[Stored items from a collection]
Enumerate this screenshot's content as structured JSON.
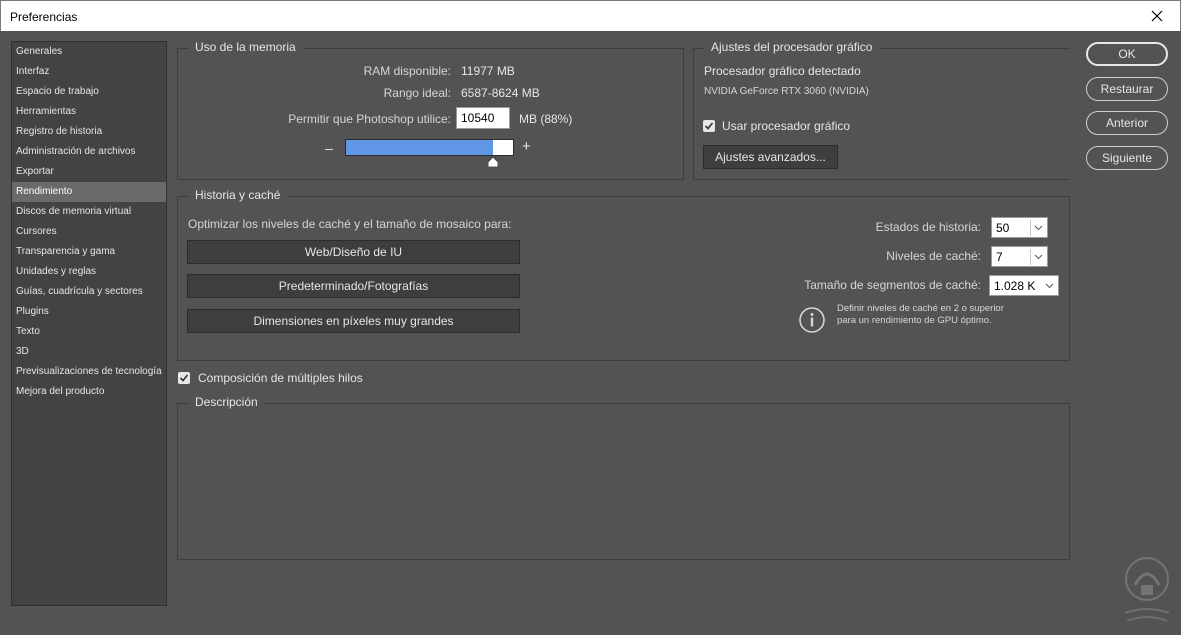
{
  "window": {
    "title": "Preferencias"
  },
  "sidebar": {
    "items": [
      {
        "label": "Generales",
        "selected": false
      },
      {
        "label": "Interfaz",
        "selected": false
      },
      {
        "label": "Espacio de trabajo",
        "selected": false
      },
      {
        "label": "Herramientas",
        "selected": false
      },
      {
        "label": "Registro de historia",
        "selected": false
      },
      {
        "label": "Administración de archivos",
        "selected": false
      },
      {
        "label": "Exportar",
        "selected": false
      },
      {
        "label": "Rendimiento",
        "selected": true
      },
      {
        "label": "Discos de memoria virtual",
        "selected": false
      },
      {
        "label": "Cursores",
        "selected": false
      },
      {
        "label": "Transparencia y gama",
        "selected": false
      },
      {
        "label": "Unidades y reglas",
        "selected": false
      },
      {
        "label": "Guías, cuadrícula y sectores",
        "selected": false
      },
      {
        "label": "Plugins",
        "selected": false
      },
      {
        "label": "Texto",
        "selected": false
      },
      {
        "label": "3D",
        "selected": false
      },
      {
        "label": "Previsualizaciones de tecnología",
        "selected": false
      },
      {
        "label": "Mejora del producto",
        "selected": false
      }
    ]
  },
  "memory": {
    "title": "Uso de la memoria",
    "ram_label": "RAM disponible:",
    "ram_value": "11977 MB",
    "ideal_label": "Rango ideal:",
    "ideal_value": "6587-8624 MB",
    "allow_label": "Permitir que Photoshop utilice:",
    "allow_value": "10540",
    "allow_unit": "MB (88%)",
    "slider_percent": 88,
    "minus": "–",
    "plus": "+"
  },
  "gpu": {
    "title": "Ajustes del procesador gráfico",
    "detected_label": "Procesador gráfico detectado",
    "gpu_name": "NVIDIA GeForce RTX 3060 (NVIDIA)",
    "use_gpu_label": "Usar procesador gráfico",
    "use_gpu_checked": true,
    "advanced_button": "Ajustes avanzados..."
  },
  "history": {
    "title": "Historia y caché",
    "optimize_label": "Optimizar los niveles de caché y el tamaño de mosaico para:",
    "preset_web": "Web/Diseño de IU",
    "preset_default": "Predeterminado/Fotografías",
    "preset_large": "Dimensiones en píxeles muy grandes",
    "states_label": "Estados de historia:",
    "states_value": "50",
    "cache_levels_label": "Niveles de caché:",
    "cache_levels_value": "7",
    "tile_size_label": "Tamaño de segmentos de caché:",
    "tile_size_value": "1.028 K",
    "info_text": "Definir niveles de caché en 2 o superior para un rendimiento de GPU óptimo."
  },
  "multithread": {
    "label": "Composición de múltiples hilos",
    "checked": true
  },
  "description": {
    "title": "Descripción"
  },
  "buttons": {
    "ok": "OK",
    "reset": "Restaurar",
    "prev": "Anterior",
    "next": "Siguiente"
  },
  "colors": {
    "panel": "#535353",
    "sidebar": "#434343",
    "selected": "#6a6a6a",
    "slider": "#5f96e6"
  }
}
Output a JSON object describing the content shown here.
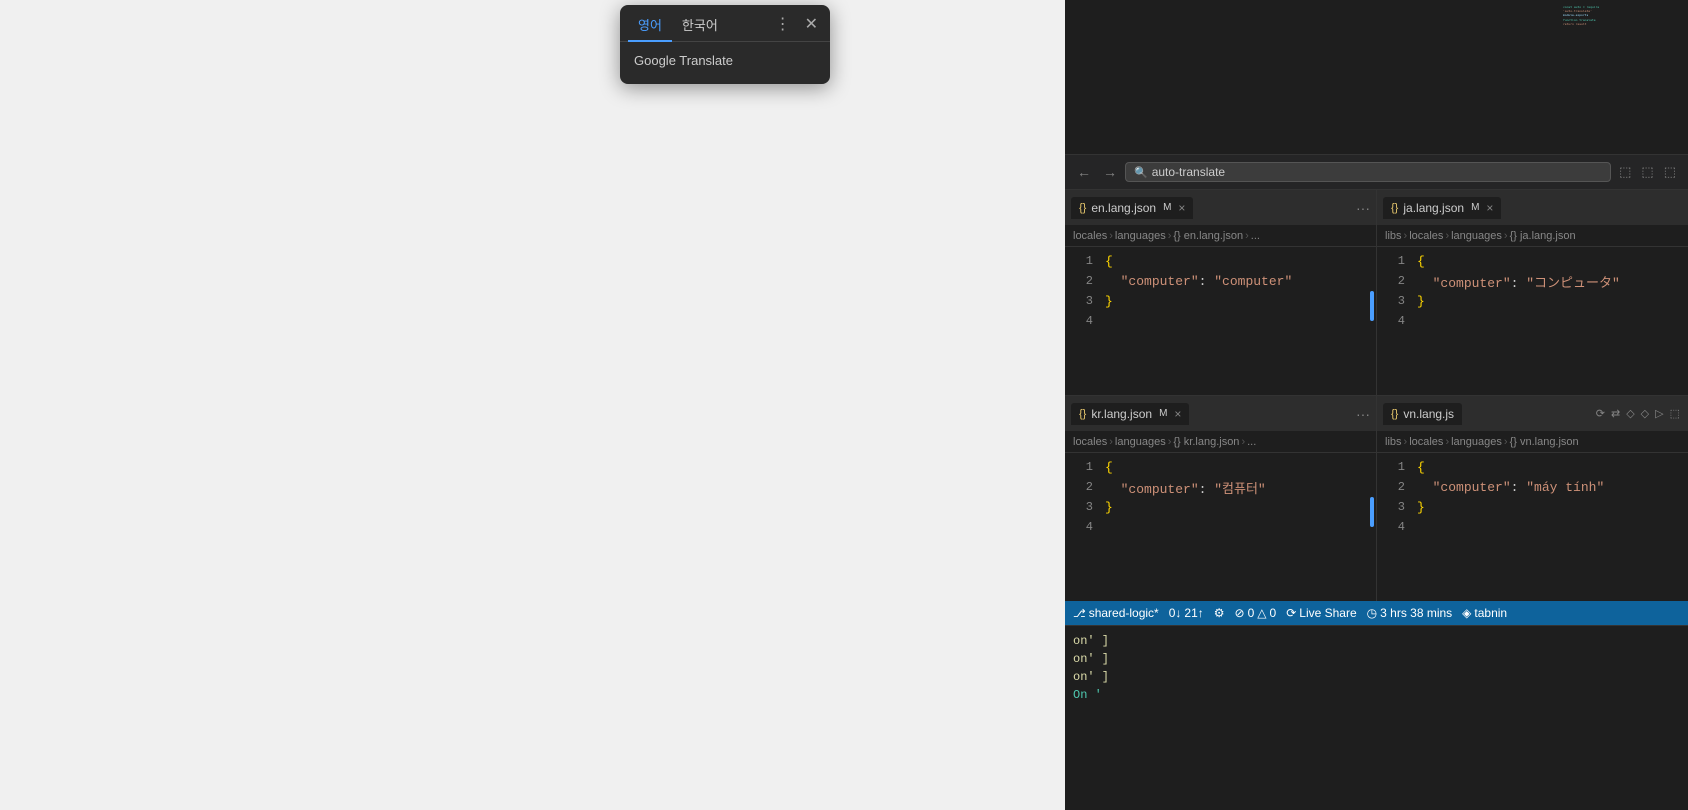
{
  "browser": {
    "background_color": "#f0f0f0"
  },
  "translate_popup": {
    "tab1_label": "영어",
    "tab2_label": "한국어",
    "more_icon": "⋮",
    "close_icon": "✕",
    "body_label": "Google Translate"
  },
  "vscode": {
    "toolbar": {
      "back_icon": "←",
      "forward_icon": "→",
      "search_placeholder": "auto-translate",
      "search_value": "auto-translate",
      "layout_icon1": "⬜",
      "layout_icon2": "⬜",
      "layout_icon3": "⬜"
    },
    "pane_top_left": {
      "tab_label": "en.lang.json",
      "tab_modified": "M",
      "tab_close": "×",
      "more_icon": "···",
      "breadcrumb": "locales > languages > {} en.lang.json > ...",
      "lines": [
        {
          "num": "1",
          "content": "{"
        },
        {
          "num": "2",
          "content": "  \"computer\": \"computer\""
        },
        {
          "num": "3",
          "content": "}"
        },
        {
          "num": "4",
          "content": ""
        }
      ]
    },
    "pane_top_right": {
      "tab_label": "ja.lang.json",
      "tab_modified": "M",
      "tab_close": "×",
      "breadcrumb": "libs > locales > languages > {} ja.lang.json",
      "lines": [
        {
          "num": "1",
          "content": "{"
        },
        {
          "num": "2",
          "content": "  \"computer\": \"コンピュータ\""
        },
        {
          "num": "3",
          "content": "}"
        },
        {
          "num": "4",
          "content": ""
        }
      ]
    },
    "pane_bottom_left": {
      "tab_label": "kr.lang.json",
      "tab_modified": "M",
      "tab_close": "×",
      "more_icon": "···",
      "breadcrumb": "locales > languages > {} kr.lang.json > ...",
      "lines": [
        {
          "num": "1",
          "content": "{"
        },
        {
          "num": "2",
          "content": "  \"computer\": \"컴퓨터\""
        },
        {
          "num": "3",
          "content": "}"
        },
        {
          "num": "4",
          "content": ""
        }
      ]
    },
    "pane_bottom_right": {
      "tab_label": "vn.lang.js",
      "breadcrumb": "libs > locales > languages > {} vn.lang.json",
      "lines": [
        {
          "num": "1",
          "content": "{"
        },
        {
          "num": "2",
          "content": "  \"computer\": \"máy tính\""
        },
        {
          "num": "3",
          "content": "}"
        },
        {
          "num": "4",
          "content": ""
        }
      ]
    },
    "status_bar": {
      "branch": "shared-logic*",
      "sync_icon": "↓",
      "sync_down": "0↓",
      "sync_up": "21↑",
      "format_icon": "⚙",
      "errors_icon": "⊘",
      "errors": "0",
      "warnings_icon": "△",
      "warnings": "0",
      "live_share_icon": "⟳",
      "live_share": "Live Share",
      "time_icon": "◷",
      "time": "3 hrs 38 mins",
      "tabnine_icon": "◈",
      "tabnine": "tabnin"
    },
    "terminal": {
      "lines": [
        "on' ]",
        "on' ]",
        "on' ]",
        "On '"
      ]
    }
  }
}
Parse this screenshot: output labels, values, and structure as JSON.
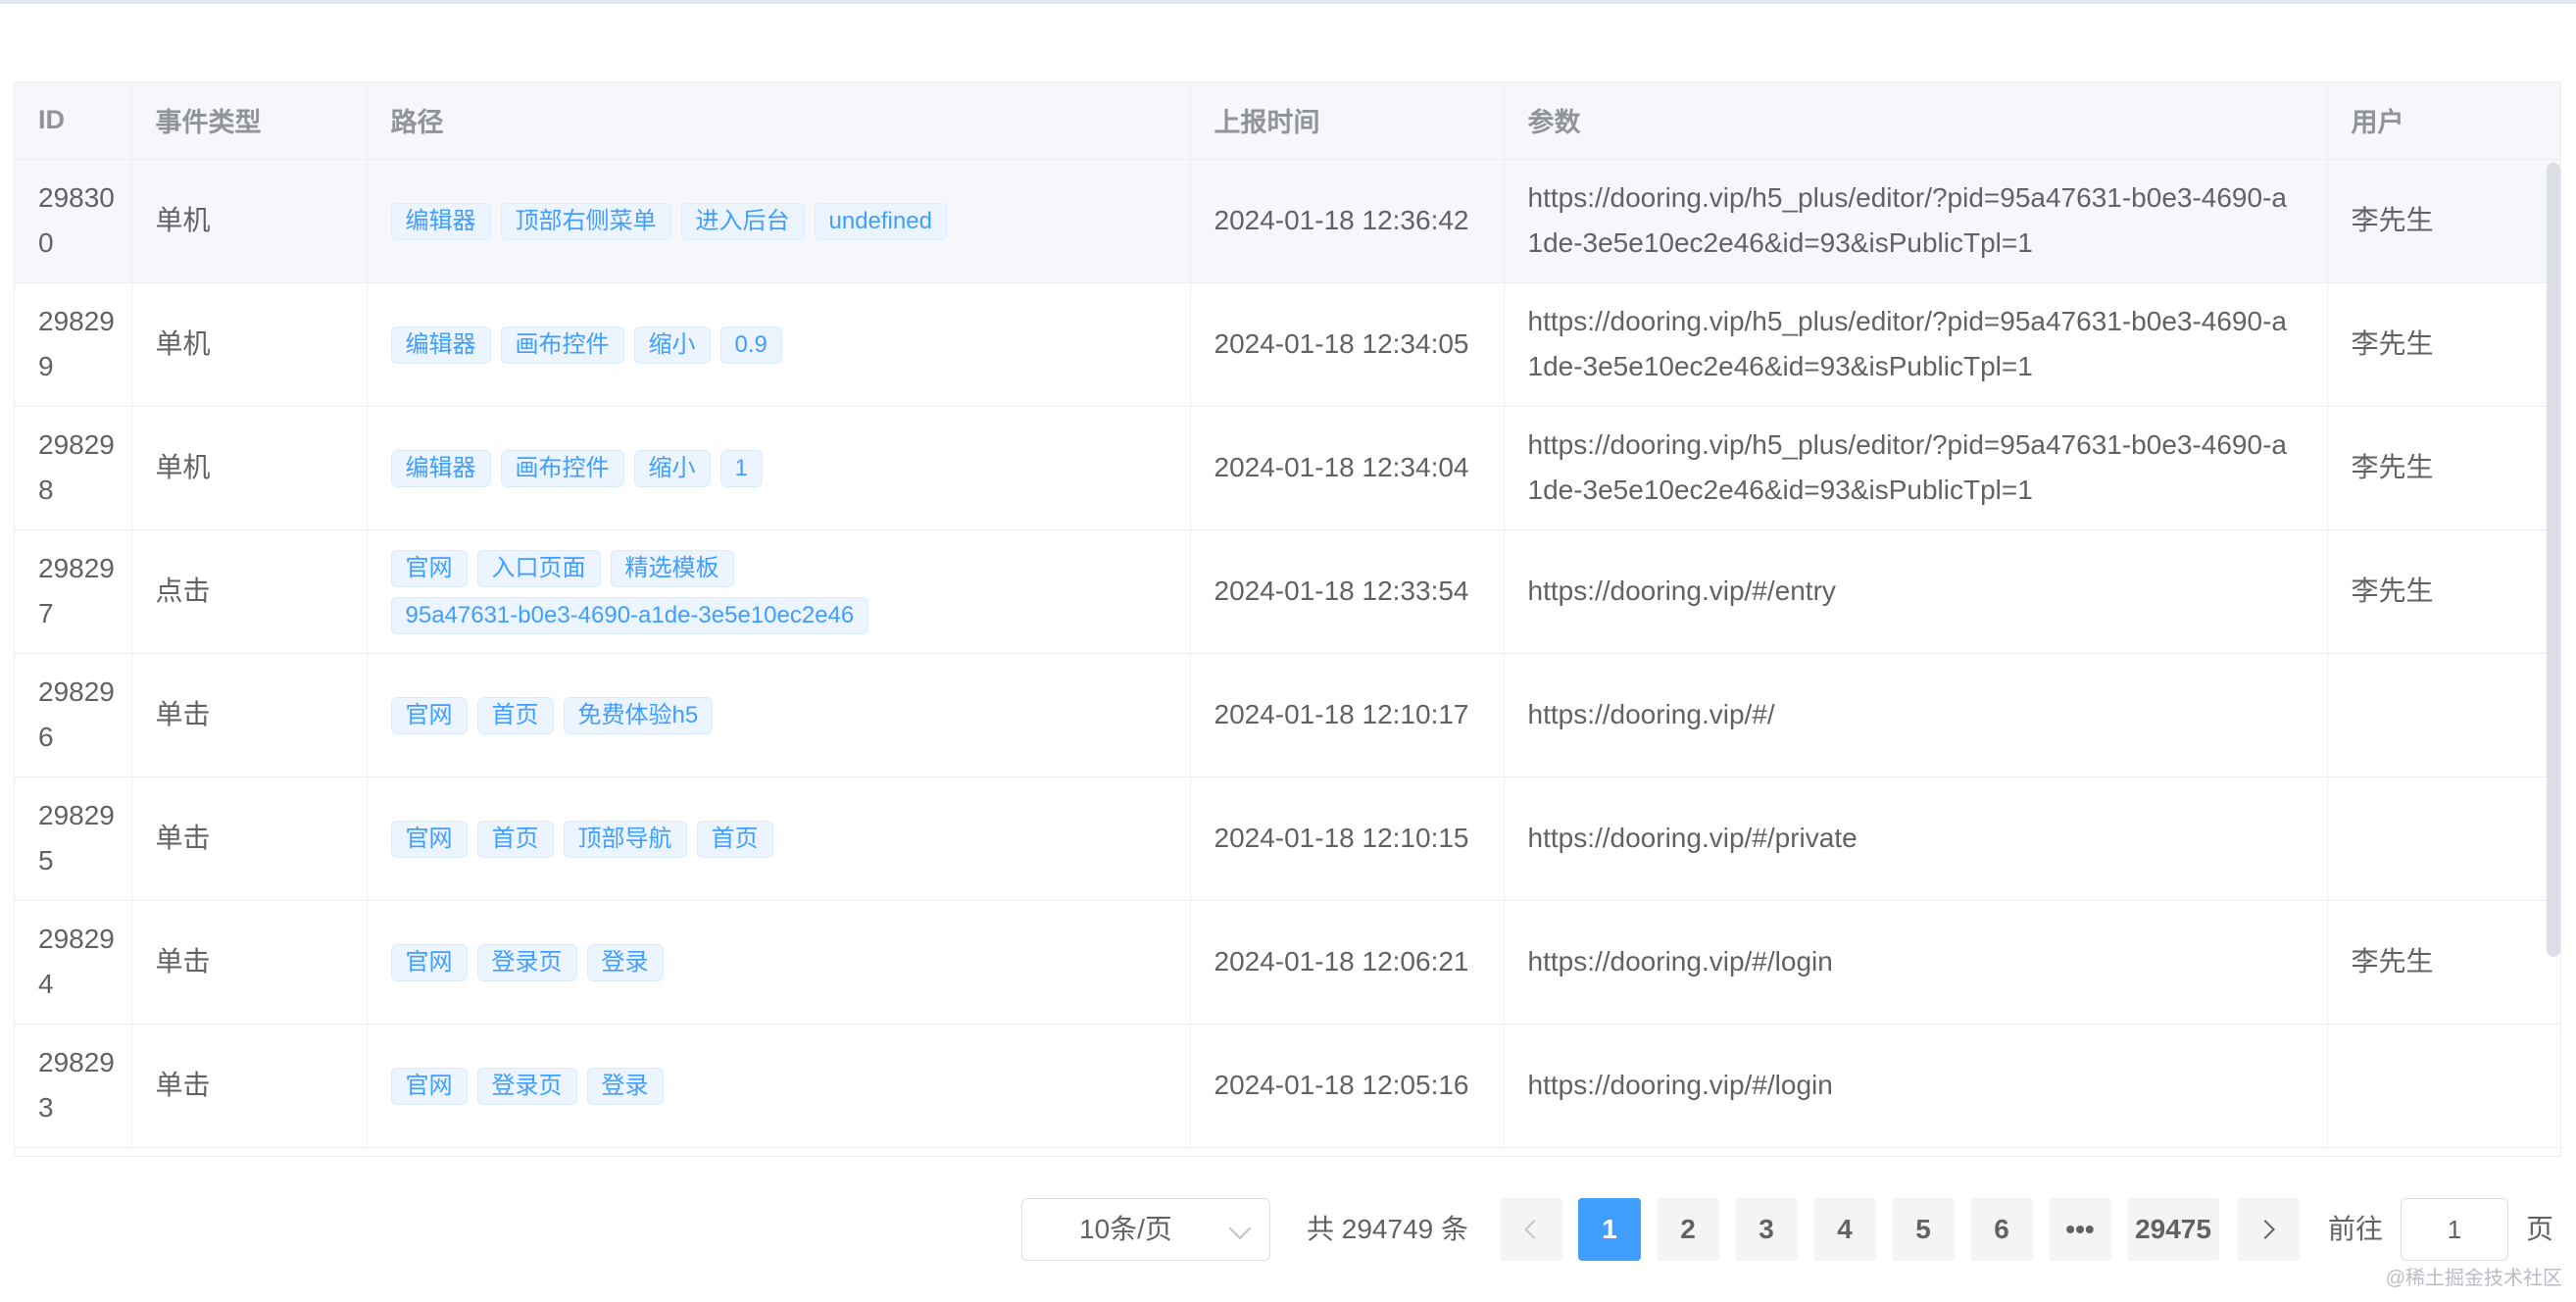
{
  "table": {
    "columns": [
      "ID",
      "事件类型",
      "路径",
      "上报时间",
      "参数",
      "用户"
    ],
    "rows": [
      {
        "id": "298300",
        "type": "单机",
        "path": [
          "编辑器",
          "顶部右侧菜单",
          "进入后台",
          "undefined"
        ],
        "time": "2024-01-18 12:36:42",
        "params": "https://dooring.vip/h5_plus/editor/?pid=95a47631-b0e3-4690-a1de-3e5e10ec2e46&id=93&isPublicTpl=1",
        "user": "李先生"
      },
      {
        "id": "298299",
        "type": "单机",
        "path": [
          "编辑器",
          "画布控件",
          "缩小",
          "0.9"
        ],
        "time": "2024-01-18 12:34:05",
        "params": "https://dooring.vip/h5_plus/editor/?pid=95a47631-b0e3-4690-a1de-3e5e10ec2e46&id=93&isPublicTpl=1",
        "user": "李先生"
      },
      {
        "id": "298298",
        "type": "单机",
        "path": [
          "编辑器",
          "画布控件",
          "缩小",
          "1"
        ],
        "time": "2024-01-18 12:34:04",
        "params": "https://dooring.vip/h5_plus/editor/?pid=95a47631-b0e3-4690-a1de-3e5e10ec2e46&id=93&isPublicTpl=1",
        "user": "李先生"
      },
      {
        "id": "298297",
        "type": "点击",
        "path": [
          "官网",
          "入口页面",
          "精选模板",
          "95a47631-b0e3-4690-a1de-3e5e10ec2e46"
        ],
        "time": "2024-01-18 12:33:54",
        "params": "https://dooring.vip/#/entry",
        "user": "李先生"
      },
      {
        "id": "298296",
        "type": "单击",
        "path": [
          "官网",
          "首页",
          "免费体验h5"
        ],
        "time": "2024-01-18 12:10:17",
        "params": "https://dooring.vip/#/",
        "user": ""
      },
      {
        "id": "298295",
        "type": "单击",
        "path": [
          "官网",
          "首页",
          "顶部导航",
          "首页"
        ],
        "time": "2024-01-18 12:10:15",
        "params": "https://dooring.vip/#/private",
        "user": ""
      },
      {
        "id": "298294",
        "type": "单击",
        "path": [
          "官网",
          "登录页",
          "登录"
        ],
        "time": "2024-01-18 12:06:21",
        "params": "https://dooring.vip/#/login",
        "user": "李先生"
      },
      {
        "id": "298293",
        "type": "单击",
        "path": [
          "官网",
          "登录页",
          "登录"
        ],
        "time": "2024-01-18 12:05:16",
        "params": "https://dooring.vip/#/login",
        "user": ""
      }
    ]
  },
  "pagination": {
    "page_size": "10条/页",
    "total": "共 294749 条",
    "pages": [
      "1",
      "2",
      "3",
      "4",
      "5",
      "6"
    ],
    "ellipsis": "•••",
    "last_page": "29475",
    "current_page": 1,
    "goto_label": "前往",
    "goto_value": "1",
    "page_suffix": "页"
  },
  "watermark": "@稀土掘金技术社区",
  "colors": {
    "accent": "#409eff",
    "header_bg": "#f5f7fa",
    "tag_bg": "#ecf5ff",
    "text": "#606266"
  }
}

Task goal = Report how many lines of the records above contain the word "this", giving only the number.

Response to the task = 2